Your goal:
Go through the data and copy every line exactly, but not the images.

Listed records:
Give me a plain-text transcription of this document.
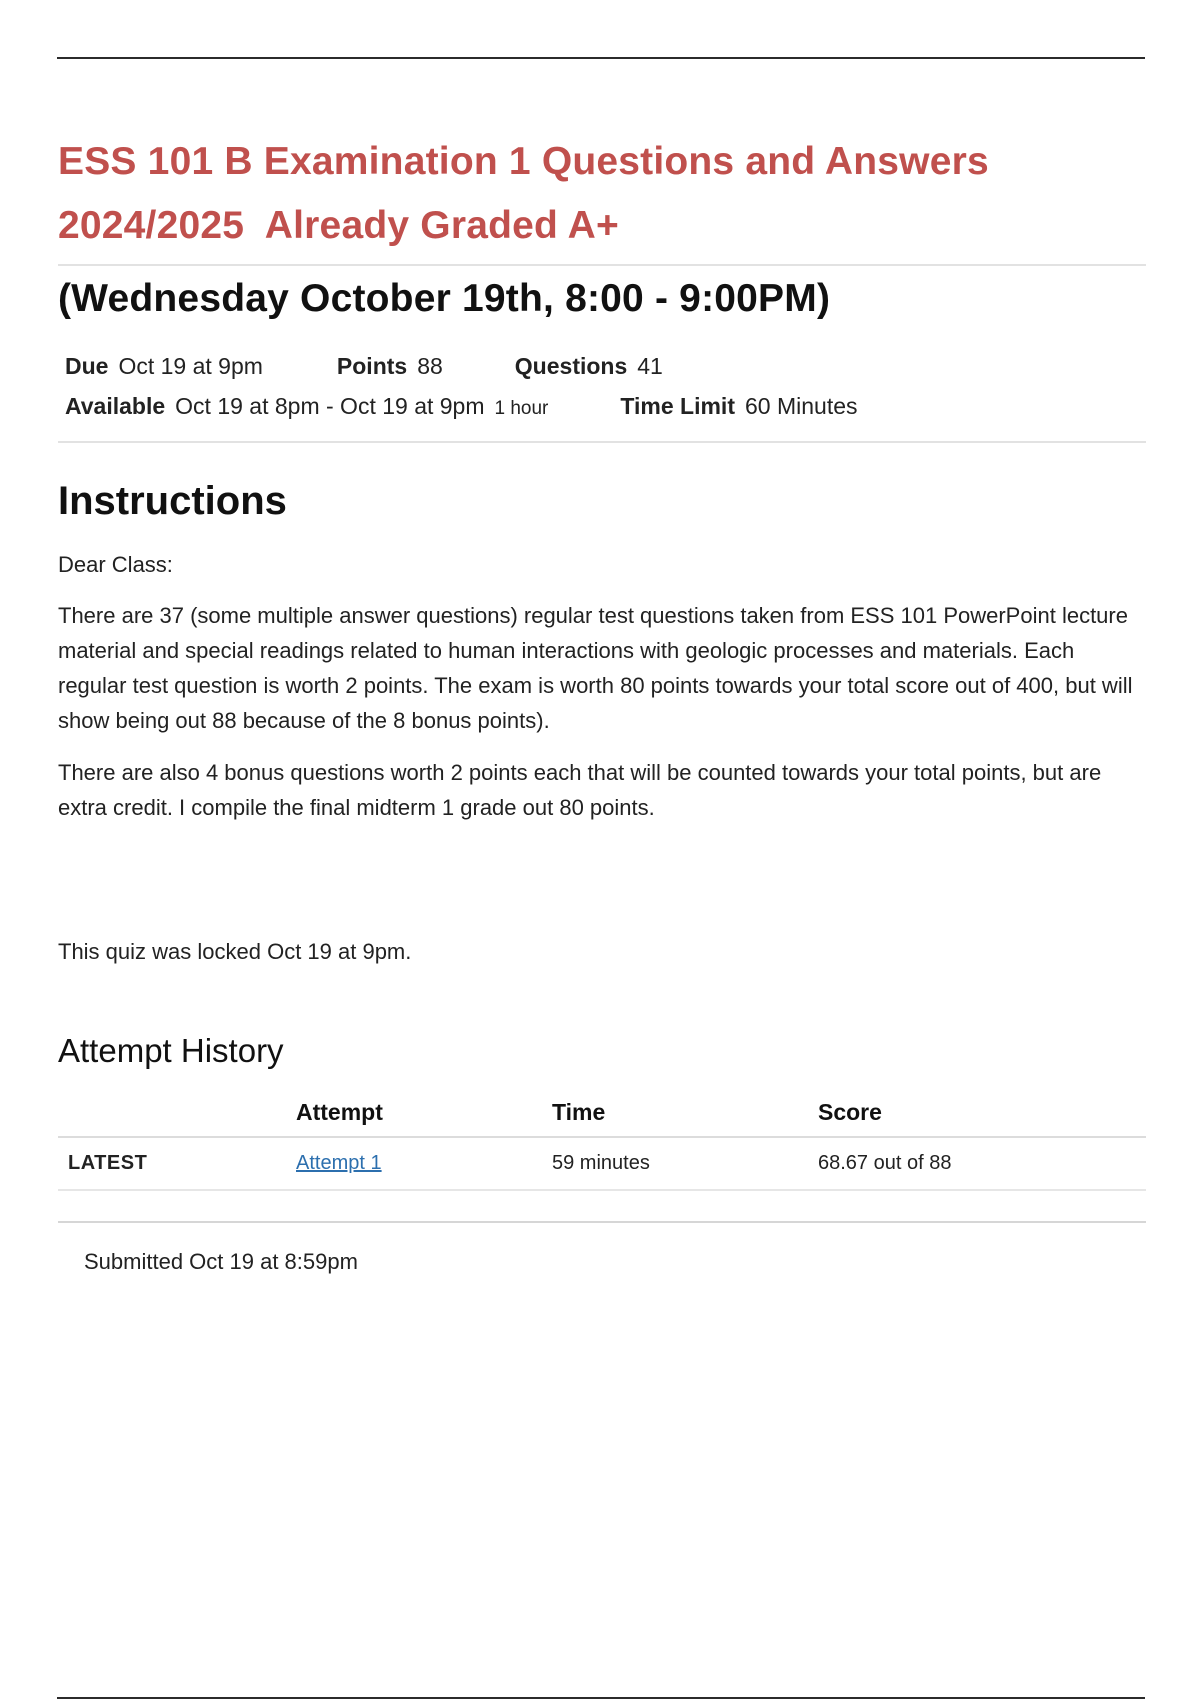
ESS 101 B Examination 1 Questions and Answers 2024/2025  Already Graded A+
(Wednesday October 19th, 8:00 - 9:00PM)
Due Oct 19 at 9pm	Points 88	Questions 41
Available Oct 19 at 8pm - Oct 19 at 9pm 1 hour	Time Limit 60 Minutes
Instructions

Dear Class:

There are 37 (some multiple answer questions) regular test questions taken from ESS 101 PowerPoint lecture material and special readings related to human interactions with geologic processes and materials. Each regular test question is worth 2 points. The exam is worth 80 points towards your total score out of 400, but will show being out 88 because of the 8 bonus points).

There are also 4 bonus questions worth 2 points each that will be counted towards your total points, but are extra credit. I compile the final midterm 1 grade out 80 points.

This quiz was locked Oct 19 at 9pm.

Attempt History
	Attempt	Time	Score
LATEST	Attempt 1	59 minutes	68.67 out of 88

Submitted Oct 19 at 8:59pm
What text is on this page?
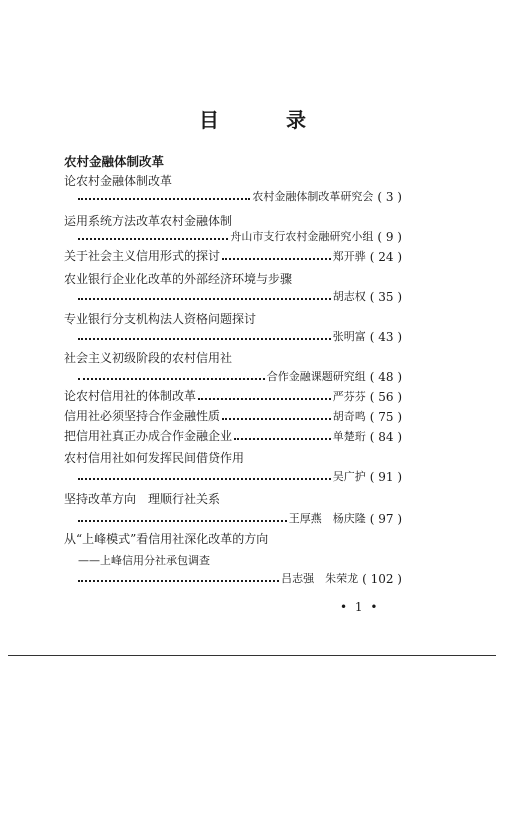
目 录
农村金融体制改革
论农村金融体制改革
农村金融体制改革研究会 ( 3 )
运用系统方法改革农村金融体制
舟山市支行农村金融研究小组 ( 9 )
关于社会主义信用形式的探讨	郑开骅 ( 24 )
农业银行企业化改革的外部经济环境与步骤
胡志权 ( 35 )
专业银行分支机构法人资格问题探讨
张明富 ( 43 )
社会主义初级阶段的农村信用社
合作金融课题研究组 ( 48 )
论农村信用社的体制改革	严芬芬 ( 56 )
信用社必须坚持合作金融性质	胡奇鸣 ( 75 )
把信用社真正办成合作金融企业	单楚珩 ( 84 )
农村信用社如何发挥民间借贷作用
吴广护 ( 91 )
坚持改革方向　理顺行社关系
王厚燕　杨庆隆 ( 97 )
从“上峰模式”看信用社深化改革的方向
——上峰信用分社承包调查
吕志强　朱荣龙 ( 102 )
• 1 •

Complete answer:
Give me a plain-text transcription of this document.
ESS 101 B Examination 1 Questions and Answers 2024/2025  Already Graded A+
(Wednesday October 19th, 8:00 - 9:00PM)
Due Oct 19 at 9pm	Points 88	Questions 41
Available Oct 19 at 8pm - Oct 19 at 9pm 1 hour	Time Limit 60 Minutes
Instructions

Dear Class:

There are 37 (some multiple answer questions) regular test questions taken from ESS 101 PowerPoint lecture material and special readings related to human interactions with geologic processes and materials. Each regular test question is worth 2 points. The exam is worth 80 points towards your total score out of 400, but will show being out 88 because of the 8 bonus points).

There are also 4 bonus questions worth 2 points each that will be counted towards your total points, but are extra credit. I compile the final midterm 1 grade out 80 points.

This quiz was locked Oct 19 at 9pm.

Attempt History
	Attempt	Time	Score
LATEST	Attempt 1	59 minutes	68.67 out of 88

Submitted Oct 19 at 8:59pm
What text is on this page?
目 录
农村金融体制改革
论农村金融体制改革
农村金融体制改革研究会 ( 3 )
运用系统方法改革农村金融体制
舟山市支行农村金融研究小组 ( 9 )
关于社会主义信用形式的探讨	郑开骅 ( 24 )
农业银行企业化改革的外部经济环境与步骤
胡志权 ( 35 )
专业银行分支机构法人资格问题探讨
张明富 ( 43 )
社会主义初级阶段的农村信用社
合作金融课题研究组 ( 48 )
论农村信用社的体制改革	严芬芬 ( 56 )
信用社必须坚持合作金融性质	胡奇鸣 ( 75 )
把信用社真正办成合作金融企业	单楚珩 ( 84 )
农村信用社如何发挥民间借贷作用
吴广护 ( 91 )
坚持改革方向　理顺行社关系
王厚燕　杨庆隆 ( 97 )
从“上峰模式”看信用社深化改革的方向
——上峰信用分社承包调查
吕志强　朱荣龙 ( 102 )
• 1 •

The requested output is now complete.